▸ **SOURCE**:
________

Studio album by Freedy Johnston
- Released: April 14, 1992
- Recorded: January–December 1991
- Genre: Alternative rock; alternative country;
- Length: 49:42
- Label: Bar/None
- Producer: Graham Maby, Knut Bohn

Freedy Johnston chronology
| The Trouble Tree (1990) | Can You Fly (1992) | This Perfect World (1994) |

= Can You Fly =

Can You Fly is the second album by singer-songwriter Freedy Johnston, released in 1992 on Bar/None Records.

==Overview==
In order to finance the recording of the album, Johnston sold some farmland that he inherited from his grandfather. This decision is mentioned in the opening lines of the first track, "Trying to Tell You I Don't Know".

"California Thing" appeared on the soundtrack of the film Heavy.

________

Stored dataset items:

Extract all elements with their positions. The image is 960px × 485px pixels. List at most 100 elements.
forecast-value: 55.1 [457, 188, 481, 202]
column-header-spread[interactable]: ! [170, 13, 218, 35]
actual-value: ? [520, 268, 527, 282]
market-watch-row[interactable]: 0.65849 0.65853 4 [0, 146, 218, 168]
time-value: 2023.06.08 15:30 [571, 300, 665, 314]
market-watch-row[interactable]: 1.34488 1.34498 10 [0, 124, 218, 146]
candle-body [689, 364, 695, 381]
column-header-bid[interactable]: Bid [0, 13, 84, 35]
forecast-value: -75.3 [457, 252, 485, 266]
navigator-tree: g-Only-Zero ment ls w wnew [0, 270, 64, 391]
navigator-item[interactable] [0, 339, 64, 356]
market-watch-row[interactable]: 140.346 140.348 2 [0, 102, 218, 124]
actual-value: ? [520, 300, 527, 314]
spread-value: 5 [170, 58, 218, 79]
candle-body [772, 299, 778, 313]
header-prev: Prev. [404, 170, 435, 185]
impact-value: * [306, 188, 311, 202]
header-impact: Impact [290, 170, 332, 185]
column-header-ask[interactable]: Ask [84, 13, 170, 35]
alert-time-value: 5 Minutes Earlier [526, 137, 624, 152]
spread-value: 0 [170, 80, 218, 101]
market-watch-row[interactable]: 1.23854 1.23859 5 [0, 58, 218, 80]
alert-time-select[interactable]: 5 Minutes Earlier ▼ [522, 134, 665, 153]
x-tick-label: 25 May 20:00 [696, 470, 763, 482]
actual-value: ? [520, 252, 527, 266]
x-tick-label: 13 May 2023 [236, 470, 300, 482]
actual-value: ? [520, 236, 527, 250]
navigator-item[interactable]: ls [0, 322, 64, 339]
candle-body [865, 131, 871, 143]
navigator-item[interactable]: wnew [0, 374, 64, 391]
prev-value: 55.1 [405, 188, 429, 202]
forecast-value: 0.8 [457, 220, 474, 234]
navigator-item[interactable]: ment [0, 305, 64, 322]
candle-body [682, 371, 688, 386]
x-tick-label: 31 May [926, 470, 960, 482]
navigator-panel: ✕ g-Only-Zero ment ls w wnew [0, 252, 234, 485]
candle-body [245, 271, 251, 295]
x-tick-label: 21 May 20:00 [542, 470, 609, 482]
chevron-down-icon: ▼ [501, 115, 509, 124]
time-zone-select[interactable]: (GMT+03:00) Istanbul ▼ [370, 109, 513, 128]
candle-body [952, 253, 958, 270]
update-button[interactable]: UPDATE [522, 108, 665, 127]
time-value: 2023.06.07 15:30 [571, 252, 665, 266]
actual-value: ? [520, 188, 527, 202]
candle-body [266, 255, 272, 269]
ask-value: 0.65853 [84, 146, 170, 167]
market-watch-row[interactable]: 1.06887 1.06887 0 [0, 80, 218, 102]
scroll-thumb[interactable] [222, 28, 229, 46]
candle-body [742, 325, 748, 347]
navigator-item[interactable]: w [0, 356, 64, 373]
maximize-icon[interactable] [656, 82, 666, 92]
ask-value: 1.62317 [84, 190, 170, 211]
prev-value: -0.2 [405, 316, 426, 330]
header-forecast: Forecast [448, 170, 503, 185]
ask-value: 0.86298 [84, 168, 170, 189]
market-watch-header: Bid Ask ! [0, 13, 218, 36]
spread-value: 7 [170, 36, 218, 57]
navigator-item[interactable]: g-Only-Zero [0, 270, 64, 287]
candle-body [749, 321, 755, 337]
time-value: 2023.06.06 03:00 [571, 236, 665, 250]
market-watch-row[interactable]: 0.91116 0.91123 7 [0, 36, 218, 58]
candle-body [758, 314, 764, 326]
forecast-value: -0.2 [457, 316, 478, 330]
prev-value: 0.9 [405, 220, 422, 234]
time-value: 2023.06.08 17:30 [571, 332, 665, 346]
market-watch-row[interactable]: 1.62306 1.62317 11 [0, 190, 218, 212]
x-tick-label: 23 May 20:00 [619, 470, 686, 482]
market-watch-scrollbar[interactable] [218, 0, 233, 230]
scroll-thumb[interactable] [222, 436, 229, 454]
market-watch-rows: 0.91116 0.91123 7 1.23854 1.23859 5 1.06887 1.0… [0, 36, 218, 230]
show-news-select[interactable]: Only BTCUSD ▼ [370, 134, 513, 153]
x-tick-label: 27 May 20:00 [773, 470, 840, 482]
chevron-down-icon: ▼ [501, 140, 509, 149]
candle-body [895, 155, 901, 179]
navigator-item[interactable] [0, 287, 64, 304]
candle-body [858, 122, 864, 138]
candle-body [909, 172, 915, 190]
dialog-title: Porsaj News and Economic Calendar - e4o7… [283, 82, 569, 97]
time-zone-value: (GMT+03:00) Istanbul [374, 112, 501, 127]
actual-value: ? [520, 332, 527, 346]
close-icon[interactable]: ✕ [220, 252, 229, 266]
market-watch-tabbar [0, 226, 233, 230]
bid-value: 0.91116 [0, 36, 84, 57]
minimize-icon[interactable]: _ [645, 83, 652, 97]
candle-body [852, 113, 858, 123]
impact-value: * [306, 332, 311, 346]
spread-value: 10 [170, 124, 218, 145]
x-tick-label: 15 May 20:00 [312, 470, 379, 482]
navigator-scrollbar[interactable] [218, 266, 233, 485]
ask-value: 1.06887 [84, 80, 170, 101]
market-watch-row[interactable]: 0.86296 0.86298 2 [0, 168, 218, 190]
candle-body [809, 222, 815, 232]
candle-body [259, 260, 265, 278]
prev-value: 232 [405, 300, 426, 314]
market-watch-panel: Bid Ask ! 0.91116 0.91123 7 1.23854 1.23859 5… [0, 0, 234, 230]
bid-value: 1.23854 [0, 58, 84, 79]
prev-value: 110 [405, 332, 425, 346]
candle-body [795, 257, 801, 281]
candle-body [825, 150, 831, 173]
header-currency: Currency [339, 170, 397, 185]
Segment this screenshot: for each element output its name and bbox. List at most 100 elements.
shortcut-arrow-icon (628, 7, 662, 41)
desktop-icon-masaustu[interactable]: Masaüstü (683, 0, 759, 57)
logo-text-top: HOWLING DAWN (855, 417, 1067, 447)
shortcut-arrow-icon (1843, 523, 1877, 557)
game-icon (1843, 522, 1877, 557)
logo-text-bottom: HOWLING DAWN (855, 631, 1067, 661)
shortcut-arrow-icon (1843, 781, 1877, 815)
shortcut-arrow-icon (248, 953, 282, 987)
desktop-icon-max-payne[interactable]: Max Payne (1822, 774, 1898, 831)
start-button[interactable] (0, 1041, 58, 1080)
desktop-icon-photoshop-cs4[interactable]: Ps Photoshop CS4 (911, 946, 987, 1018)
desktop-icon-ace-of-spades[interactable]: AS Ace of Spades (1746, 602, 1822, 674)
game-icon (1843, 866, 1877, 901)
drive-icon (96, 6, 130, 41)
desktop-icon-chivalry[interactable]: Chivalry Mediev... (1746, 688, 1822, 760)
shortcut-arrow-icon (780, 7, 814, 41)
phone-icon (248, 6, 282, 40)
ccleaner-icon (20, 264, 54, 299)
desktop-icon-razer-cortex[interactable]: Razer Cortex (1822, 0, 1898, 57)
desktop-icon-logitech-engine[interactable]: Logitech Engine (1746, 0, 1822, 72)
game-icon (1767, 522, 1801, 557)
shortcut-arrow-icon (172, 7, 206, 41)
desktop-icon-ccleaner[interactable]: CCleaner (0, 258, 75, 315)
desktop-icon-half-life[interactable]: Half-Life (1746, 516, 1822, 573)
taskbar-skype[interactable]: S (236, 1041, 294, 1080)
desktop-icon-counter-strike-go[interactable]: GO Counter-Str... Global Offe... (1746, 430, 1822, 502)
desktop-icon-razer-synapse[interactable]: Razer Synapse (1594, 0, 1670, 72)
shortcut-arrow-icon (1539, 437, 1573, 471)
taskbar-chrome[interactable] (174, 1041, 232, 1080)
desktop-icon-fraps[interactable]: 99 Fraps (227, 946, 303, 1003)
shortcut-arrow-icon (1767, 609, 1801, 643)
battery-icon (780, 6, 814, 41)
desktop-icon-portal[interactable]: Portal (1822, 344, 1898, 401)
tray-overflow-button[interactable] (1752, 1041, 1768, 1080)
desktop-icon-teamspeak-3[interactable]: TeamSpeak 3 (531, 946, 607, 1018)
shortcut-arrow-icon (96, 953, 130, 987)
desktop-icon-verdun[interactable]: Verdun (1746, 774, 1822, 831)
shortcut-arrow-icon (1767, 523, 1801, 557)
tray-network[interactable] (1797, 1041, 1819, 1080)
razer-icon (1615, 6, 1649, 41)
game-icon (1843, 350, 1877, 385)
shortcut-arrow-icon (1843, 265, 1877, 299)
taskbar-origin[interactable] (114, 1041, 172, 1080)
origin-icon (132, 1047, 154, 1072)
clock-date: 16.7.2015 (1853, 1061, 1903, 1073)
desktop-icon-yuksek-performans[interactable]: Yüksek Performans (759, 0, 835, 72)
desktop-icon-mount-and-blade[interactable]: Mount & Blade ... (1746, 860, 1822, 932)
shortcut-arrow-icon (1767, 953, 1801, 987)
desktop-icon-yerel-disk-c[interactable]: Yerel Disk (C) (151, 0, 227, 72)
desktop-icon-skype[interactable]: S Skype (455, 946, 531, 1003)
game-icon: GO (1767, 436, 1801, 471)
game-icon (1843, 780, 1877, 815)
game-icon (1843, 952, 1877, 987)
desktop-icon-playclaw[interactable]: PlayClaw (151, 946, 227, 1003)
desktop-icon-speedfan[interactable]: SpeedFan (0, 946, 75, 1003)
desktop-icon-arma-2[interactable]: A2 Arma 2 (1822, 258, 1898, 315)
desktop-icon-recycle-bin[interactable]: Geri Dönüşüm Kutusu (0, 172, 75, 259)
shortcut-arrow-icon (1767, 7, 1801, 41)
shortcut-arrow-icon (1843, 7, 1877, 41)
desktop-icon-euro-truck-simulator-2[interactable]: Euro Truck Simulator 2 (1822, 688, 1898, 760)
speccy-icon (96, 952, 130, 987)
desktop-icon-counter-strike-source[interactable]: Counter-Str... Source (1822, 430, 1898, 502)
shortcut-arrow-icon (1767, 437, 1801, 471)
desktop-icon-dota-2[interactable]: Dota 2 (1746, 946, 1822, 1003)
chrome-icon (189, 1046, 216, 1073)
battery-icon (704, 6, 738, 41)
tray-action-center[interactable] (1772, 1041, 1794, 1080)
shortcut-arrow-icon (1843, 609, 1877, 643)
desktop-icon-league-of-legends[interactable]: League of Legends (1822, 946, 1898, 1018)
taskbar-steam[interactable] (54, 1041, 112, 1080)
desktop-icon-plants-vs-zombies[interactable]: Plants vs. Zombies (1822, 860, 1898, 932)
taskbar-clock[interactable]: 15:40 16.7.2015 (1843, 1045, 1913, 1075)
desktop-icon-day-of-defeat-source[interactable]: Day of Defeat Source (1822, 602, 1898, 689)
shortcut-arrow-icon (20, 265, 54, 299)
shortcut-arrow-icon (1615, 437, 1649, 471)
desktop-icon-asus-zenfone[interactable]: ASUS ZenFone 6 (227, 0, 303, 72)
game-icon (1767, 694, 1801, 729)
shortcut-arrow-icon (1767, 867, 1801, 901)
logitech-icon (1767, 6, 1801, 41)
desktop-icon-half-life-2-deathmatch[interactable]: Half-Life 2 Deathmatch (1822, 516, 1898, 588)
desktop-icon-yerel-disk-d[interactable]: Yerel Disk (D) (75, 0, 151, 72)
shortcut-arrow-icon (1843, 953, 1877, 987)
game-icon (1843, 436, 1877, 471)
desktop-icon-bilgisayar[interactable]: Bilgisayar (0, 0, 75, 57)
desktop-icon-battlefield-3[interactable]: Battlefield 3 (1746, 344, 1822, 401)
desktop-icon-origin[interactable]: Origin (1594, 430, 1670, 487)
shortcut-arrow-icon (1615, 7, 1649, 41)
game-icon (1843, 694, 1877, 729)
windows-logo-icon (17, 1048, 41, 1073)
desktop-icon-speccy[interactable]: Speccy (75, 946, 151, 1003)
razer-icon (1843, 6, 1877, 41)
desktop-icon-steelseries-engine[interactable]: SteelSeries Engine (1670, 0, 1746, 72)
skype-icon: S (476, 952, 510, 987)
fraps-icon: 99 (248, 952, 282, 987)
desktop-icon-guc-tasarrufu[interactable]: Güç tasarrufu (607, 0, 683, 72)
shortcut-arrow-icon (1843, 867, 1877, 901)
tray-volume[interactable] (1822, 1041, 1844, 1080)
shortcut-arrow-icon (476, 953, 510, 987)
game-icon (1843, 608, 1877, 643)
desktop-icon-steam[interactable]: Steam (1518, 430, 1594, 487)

________

▸ **SET EXERCISE A**:
Return the rows verbatim, from the first one through the line containing "chevron-down-icon: ▼ [501, 115, 509, 124]", including both of those lines.
▸ **SET EXERCISE B**:
Resume the article on the album Can You Fly, picking up right after its final sentence.

▸ **TASK RESPONSE A**:
Extract all elements with their positions. The image is 960px × 485px pixels. List at most 100 elements.
forecast-value: 55.1 [457, 188, 481, 202]
column-header-spread[interactable]: ! [170, 13, 218, 35]
actual-value: ? [520, 268, 527, 282]
market-watch-row[interactable]: 0.65849 0.65853 4 [0, 146, 218, 168]
time-value: 2023.06.08 15:30 [571, 300, 665, 314]
market-watch-row[interactable]: 1.34488 1.34498 10 [0, 124, 218, 146]
candle-body [689, 364, 695, 381]
column-header-bid[interactable]: Bid [0, 13, 84, 35]
forecast-value: -75.3 [457, 252, 485, 266]
navigator-tree: g-Only-Zero ment ls w wnew [0, 270, 64, 391]
navigator-item[interactable] [0, 339, 64, 356]
market-watch-row[interactable]: 140.346 140.348 2 [0, 102, 218, 124]
actual-value: ? [520, 300, 527, 314]
spread-value: 5 [170, 58, 218, 79]
candle-body [772, 299, 778, 313]
header-prev: Prev. [404, 170, 435, 185]
impact-value: * [306, 188, 311, 202]
header-impact: Impact [290, 170, 332, 185]
column-header-ask[interactable]: Ask [84, 13, 170, 35]
alert-time-value: 5 Minutes Earlier [526, 137, 624, 152]
spread-value: 0 [170, 80, 218, 101]
market-watch-row[interactable]: 1.23854 1.23859 5 [0, 58, 218, 80]
alert-time-select[interactable]: 5 Minutes Earlier ▼ [522, 134, 665, 153]
x-tick-label: 25 May 20:00 [696, 470, 763, 482]
actual-value: ? [520, 252, 527, 266]
x-tick-label: 13 May 2023 [236, 470, 300, 482]
actual-value: ? [520, 236, 527, 250]
navigator-item[interactable]: ls [0, 322, 64, 339]
candle-body [865, 131, 871, 143]
navigator-item[interactable]: wnew [0, 374, 64, 391]
prev-value: 55.1 [405, 188, 429, 202]
forecast-value: 0.8 [457, 220, 474, 234]
navigator-item[interactable]: ment [0, 305, 64, 322]
candle-body [682, 371, 688, 386]
x-tick-label: 31 May [926, 470, 960, 482]
navigator-panel: ✕ g-Only-Zero ment ls w wnew [0, 252, 234, 485]
candle-body [245, 271, 251, 295]
x-tick-label: 21 May 20:00 [542, 470, 609, 482]
chevron-down-icon: ▼ [501, 115, 509, 124]

▸ **TASK RESPONSE B**:
"The Lucky One" was also covered by Mary Lou Lord on her 1998 album Got No Shadow.

==Critical reception==

Kristi Coulter of AllMusic wrote, "A giant step forward from his likeable but ragged debut, Freedy Johnston's Can You Fly is a stunningly accomplished and coherent album that recalls the raw lyricism of such quintessentially American writers as Raymond Carver and Richard Hugo."

Andy Gill of The Independent said, "Can You Fly is full of Costelloid little depictions of uncertainty. He has a gift, too, for odd verbal juxtapositions, searching for new expression rather than employing the re- arrangement of old cliches. A small gem."

Professional ratings
Review scores
| Source | Rating |
| AllMusic | Star Half star |
| Chicago Tribune | Star Half star |
| Christgau's Consumer Guide | A+ |
| Q | Star |
| The Rolling Stone Album Guide | Star |
| Spin Alternative Record Guide | 10/10 |

==Track listing==
All songs written by Freedy Johnston.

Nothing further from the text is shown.